-- begin Entries shown --

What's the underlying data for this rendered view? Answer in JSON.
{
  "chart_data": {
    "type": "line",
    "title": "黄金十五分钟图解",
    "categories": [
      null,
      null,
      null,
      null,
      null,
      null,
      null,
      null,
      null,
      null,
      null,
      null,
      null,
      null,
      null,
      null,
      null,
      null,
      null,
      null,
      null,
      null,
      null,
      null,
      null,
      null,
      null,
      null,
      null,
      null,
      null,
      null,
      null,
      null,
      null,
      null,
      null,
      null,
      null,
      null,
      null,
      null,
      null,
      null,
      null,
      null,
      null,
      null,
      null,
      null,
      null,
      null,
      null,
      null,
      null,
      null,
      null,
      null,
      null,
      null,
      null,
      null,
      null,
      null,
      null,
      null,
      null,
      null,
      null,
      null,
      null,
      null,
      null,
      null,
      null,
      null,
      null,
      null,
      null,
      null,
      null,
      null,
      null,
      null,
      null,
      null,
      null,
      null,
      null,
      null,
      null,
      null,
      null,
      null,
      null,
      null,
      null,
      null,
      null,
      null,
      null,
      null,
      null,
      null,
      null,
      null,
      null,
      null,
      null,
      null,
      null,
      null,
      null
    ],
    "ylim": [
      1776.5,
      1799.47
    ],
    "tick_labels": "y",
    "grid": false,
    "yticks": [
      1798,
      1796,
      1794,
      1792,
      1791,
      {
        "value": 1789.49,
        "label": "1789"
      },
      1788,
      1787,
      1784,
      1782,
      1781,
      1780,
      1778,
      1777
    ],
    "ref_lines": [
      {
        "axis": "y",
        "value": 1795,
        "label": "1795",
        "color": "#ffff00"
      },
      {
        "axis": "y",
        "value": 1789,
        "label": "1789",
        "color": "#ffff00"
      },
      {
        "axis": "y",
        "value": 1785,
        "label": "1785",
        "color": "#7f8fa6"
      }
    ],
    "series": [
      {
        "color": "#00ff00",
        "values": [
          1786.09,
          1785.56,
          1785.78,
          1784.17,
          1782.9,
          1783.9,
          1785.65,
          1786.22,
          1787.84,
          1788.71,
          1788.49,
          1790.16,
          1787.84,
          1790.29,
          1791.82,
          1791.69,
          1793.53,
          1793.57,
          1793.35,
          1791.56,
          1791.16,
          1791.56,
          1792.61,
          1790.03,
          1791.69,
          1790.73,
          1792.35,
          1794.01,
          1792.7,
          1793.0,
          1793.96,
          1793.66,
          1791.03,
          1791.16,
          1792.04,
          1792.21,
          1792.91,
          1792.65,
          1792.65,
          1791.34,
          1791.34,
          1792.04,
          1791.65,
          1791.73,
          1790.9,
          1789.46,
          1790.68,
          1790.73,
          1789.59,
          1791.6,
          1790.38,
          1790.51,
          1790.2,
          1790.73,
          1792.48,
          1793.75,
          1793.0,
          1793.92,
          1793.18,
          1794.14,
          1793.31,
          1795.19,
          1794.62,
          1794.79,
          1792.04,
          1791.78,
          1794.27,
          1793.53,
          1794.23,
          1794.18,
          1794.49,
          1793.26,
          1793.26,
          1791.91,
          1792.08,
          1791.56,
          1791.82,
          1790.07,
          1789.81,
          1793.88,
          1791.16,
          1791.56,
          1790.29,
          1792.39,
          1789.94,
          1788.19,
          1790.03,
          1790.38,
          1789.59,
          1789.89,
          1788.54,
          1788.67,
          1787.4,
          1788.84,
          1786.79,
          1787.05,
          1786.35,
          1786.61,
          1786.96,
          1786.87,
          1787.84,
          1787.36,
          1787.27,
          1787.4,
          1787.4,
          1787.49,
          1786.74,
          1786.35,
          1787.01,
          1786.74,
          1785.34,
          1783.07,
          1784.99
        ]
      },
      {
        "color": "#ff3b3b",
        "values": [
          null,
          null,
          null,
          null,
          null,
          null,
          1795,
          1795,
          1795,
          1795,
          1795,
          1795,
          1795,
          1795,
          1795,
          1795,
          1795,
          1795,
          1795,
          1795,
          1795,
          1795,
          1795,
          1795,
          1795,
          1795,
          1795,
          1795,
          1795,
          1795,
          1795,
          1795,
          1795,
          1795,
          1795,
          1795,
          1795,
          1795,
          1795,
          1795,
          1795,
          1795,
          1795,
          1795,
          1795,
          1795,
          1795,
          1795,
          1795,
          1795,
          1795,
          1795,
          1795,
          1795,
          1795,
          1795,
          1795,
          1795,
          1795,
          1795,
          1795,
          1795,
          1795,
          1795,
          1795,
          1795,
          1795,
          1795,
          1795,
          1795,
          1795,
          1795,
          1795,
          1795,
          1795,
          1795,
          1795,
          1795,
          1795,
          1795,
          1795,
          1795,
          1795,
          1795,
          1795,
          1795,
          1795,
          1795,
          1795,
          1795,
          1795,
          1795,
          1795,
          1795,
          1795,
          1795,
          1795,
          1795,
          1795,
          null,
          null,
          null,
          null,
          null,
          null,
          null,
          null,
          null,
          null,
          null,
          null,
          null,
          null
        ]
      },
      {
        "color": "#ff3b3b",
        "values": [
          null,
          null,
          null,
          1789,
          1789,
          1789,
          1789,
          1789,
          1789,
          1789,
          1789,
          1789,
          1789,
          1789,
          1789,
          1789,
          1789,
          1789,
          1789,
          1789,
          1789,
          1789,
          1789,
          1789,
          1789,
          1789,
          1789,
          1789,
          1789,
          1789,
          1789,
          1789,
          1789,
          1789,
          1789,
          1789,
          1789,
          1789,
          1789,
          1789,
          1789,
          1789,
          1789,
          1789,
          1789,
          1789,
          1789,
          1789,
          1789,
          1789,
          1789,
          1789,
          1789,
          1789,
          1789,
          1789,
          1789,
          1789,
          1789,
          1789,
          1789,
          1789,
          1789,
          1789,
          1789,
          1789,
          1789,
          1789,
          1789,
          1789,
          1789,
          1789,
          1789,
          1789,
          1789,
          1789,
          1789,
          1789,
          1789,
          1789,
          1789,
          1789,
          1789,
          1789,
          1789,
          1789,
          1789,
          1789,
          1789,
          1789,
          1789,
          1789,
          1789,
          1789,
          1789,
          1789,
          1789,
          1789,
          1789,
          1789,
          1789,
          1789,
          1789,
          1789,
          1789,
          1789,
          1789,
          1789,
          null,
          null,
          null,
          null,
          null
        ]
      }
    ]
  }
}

-- end Entries shown --

**What needs to be done:**
Transcribe each entry precisely, missing none.

**Result:**
What's the underlying data for this rendered view? Answer in JSON.
{
  "chart_data": {
    "type": "line",
    "title": "黄金十五分钟图解",
    "categories": [
      null,
      null,
      null,
      null,
      null,
      null,
      null,
      null,
      null,
      null,
      null,
      null,
      null,
      null,
      null,
      null,
      null,
      null,
      null,
      null,
      null,
      null,
      null,
      null,
      null,
      null,
      null,
      null,
      null,
      null,
      null,
      null,
      null,
      null,
      null,
      null,
      null,
      null,
      null,
      null,
      null,
      null,
      null,
      null,
      null,
      null,
      null,
      null,
      null,
      null,
      null,
      null,
      null,
      null,
      null,
      null,
      null,
      null,
      null,
      null,
      null,
      null,
      null,
      null,
      null,
      null,
      null,
      null,
      null,
      null,
      null,
      null,
      null,
      null,
      null,
      null,
      null,
      null,
      null,
      null,
      null,
      null,
      null,
      null,
      null,
      null,
      null,
      null,
      null,
      null,
      null,
      null,
      null,
      null,
      null,
      null,
      null,
      null,
      null,
      null,
      null,
      null,
      null,
      null,
      null,
      null,
      null,
      null,
      null,
      null,
      null,
      null,
      null
    ],
    "ylim": [
      1776.5,
      1799.47
    ],
    "tick_labels": "y",
    "grid": false,
    "yticks": [
      1798,
      1796,
      1794,
      1792,
      1791,
      {
        "value": 1789.49,
        "label": "1789"
      },
      1788,
      1787,
      1784,
      1782,
      1781,
      1780,
      1778,
      1777
    ],
    "ref_lines": [
      {
        "axis": "y",
        "value": 1795,
        "label": "1795",
        "color": "#ffff00"
      },
      {
        "axis": "y",
        "value": 1789,
        "label": "1789",
        "color": "#ffff00"
      },
      {
        "axis": "y",
        "value": 1785,
        "label": "1785",
        "color": "#7f8fa6"
      }
    ],
    "series": [
      {
        "color": "#00ff00",
        "values": [
          1786.09,
          1785.56,
          1785.78,
          1784.17,
          1782.9,
          1783.9,
          1785.65,
          1786.22,
          1787.84,
          1788.71,
          1788.49,
          1790.16,
          1787.84,
          1790.29,
          1791.82,
          1791.69,
          1793.53,
          1793.57,
          1793.35,
          1791.56,
          1791.16,
          1791.56,
          1792.61,
          1790.03,
          1791.69,
          1790.73,
          1792.35,
          1794.01,
          1792.7,
          1793.0,
          1793.96,
          1793.66,
          1791.03,
          1791.16,
          1792.04,
          1792.21,
          1792.91,
          1792.65,
          1792.65,
          1791.34,
          1791.34,
          1792.04,
          1791.65,
          1791.73,
          1790.9,
          1789.46,
          1790.68,
          1790.73,
          1789.59,
          1791.6,
          1790.38,
          1790.51,
          1790.2,
          1790.73,
          1792.48,
          1793.75,
          1793.0,
          1793.92,
          1793.18,
          1794.14,
          1793.31,
          1795.19,
          1794.62,
          1794.79,
          1792.04,
          1791.78,
          1794.27,
          1793.53,
          1794.23,
          1794.18,
          1794.49,
          1793.26,
          1793.26,
          1791.91,
          1792.08,
          1791.56,
          1791.82,
          1790.07,
          1789.81,
          1793.88,
          1791.16,
          1791.56,
          1790.29,
          1792.39,
          1789.94,
          1788.19,
          1790.03,
          1790.38,
          1789.59,
          1789.89,
          1788.54,
          1788.67,
          1787.4,
          1788.84,
          1786.79,
          1787.05,
          1786.35,
          1786.61,
          1786.96,
          1786.87,
          1787.84,
          1787.36,
          1787.27,
          1787.4,
          1787.4,
          1787.49,
          1786.74,
          1786.35,
          1787.01,
          1786.74,
          1785.34,
          1783.07,
          1784.99
        ]
      },
      {
        "color": "#ff3b3b",
        "values": [
          null,
          null,
          null,
          null,
          null,
          null,
          1795,
          1795,
          1795,
          1795,
          1795,
          1795,
          1795,
          1795,
          1795,
          1795,
          1795,
          1795,
          1795,
          1795,
          1795,
          1795,
          1795,
          1795,
          1795,
          1795,
          1795,
          1795,
          1795,
          1795,
          1795,
          1795,
          1795,
          1795,
          1795,
          1795,
          1795,
          1795,
          1795,
          1795,
          1795,
          1795,
          1795,
          1795,
          1795,
          1795,
          1795,
          1795,
          1795,
          1795,
          1795,
          1795,
          1795,
          1795,
          1795,
          1795,
          1795,
          1795,
          1795,
          1795,
          1795,
          1795,
          1795,
          1795,
          1795,
          1795,
          1795,
          1795,
          1795,
          1795,
          1795,
          1795,
          1795,
          1795,
          1795,
          1795,
          1795,
          1795,
          1795,
          1795,
          1795,
          1795,
          1795,
          1795,
          1795,
          1795,
          1795,
          1795,
          1795,
          1795,
          1795,
          1795,
          1795,
          1795,
          1795,
          1795,
          1795,
          1795,
          1795,
          null,
          null,
          null,
          null,
          null,
          null,
          null,
          null,
          null,
          null,
          null,
          null,
          null,
          null
        ]
      },
      {
        "color": "#ff3b3b",
        "values": [
          null,
          null,
          null,
          1789,
          1789,
          1789,
          1789,
          1789,
          1789,
          1789,
          1789,
          1789,
          1789,
          1789,
          1789,
          1789,
          1789,
          1789,
          1789,
          1789,
          1789,
          1789,
          1789,
          1789,
          1789,
          1789,
          1789,
          1789,
          1789,
          1789,
          1789,
          1789,
          1789,
          1789,
          1789,
          1789,
          1789,
          1789,
          1789,
          1789,
          1789,
          1789,
          1789,
          1789,
          1789,
          1789,
          1789,
          1789,
          1789,
          1789,
          1789,
          1789,
          1789,
          1789,
          1789,
          1789,
          1789,
          1789,
          1789,
          1789,
          1789,
          1789,
          1789,
          1789,
          1789,
          1789,
          1789,
          1789,
          1789,
          1789,
          1789,
          1789,
          1789,
          1789,
          1789,
          1789,
          1789,
          1789,
          1789,
          1789,
          1789,
          1789,
          1789,
          1789,
          1789,
          1789,
          1789,
          1789,
          1789,
          1789,
          1789,
          1789,
          1789,
          1789,
          1789,
          1789,
          1789,
          1789,
          1789,
          1789,
          1789,
          1789,
          1789,
          1789,
          1789,
          1789,
          1789,
          1789,
          null,
          null,
          null,
          null,
          null
        ]
      }
    ]
  }
}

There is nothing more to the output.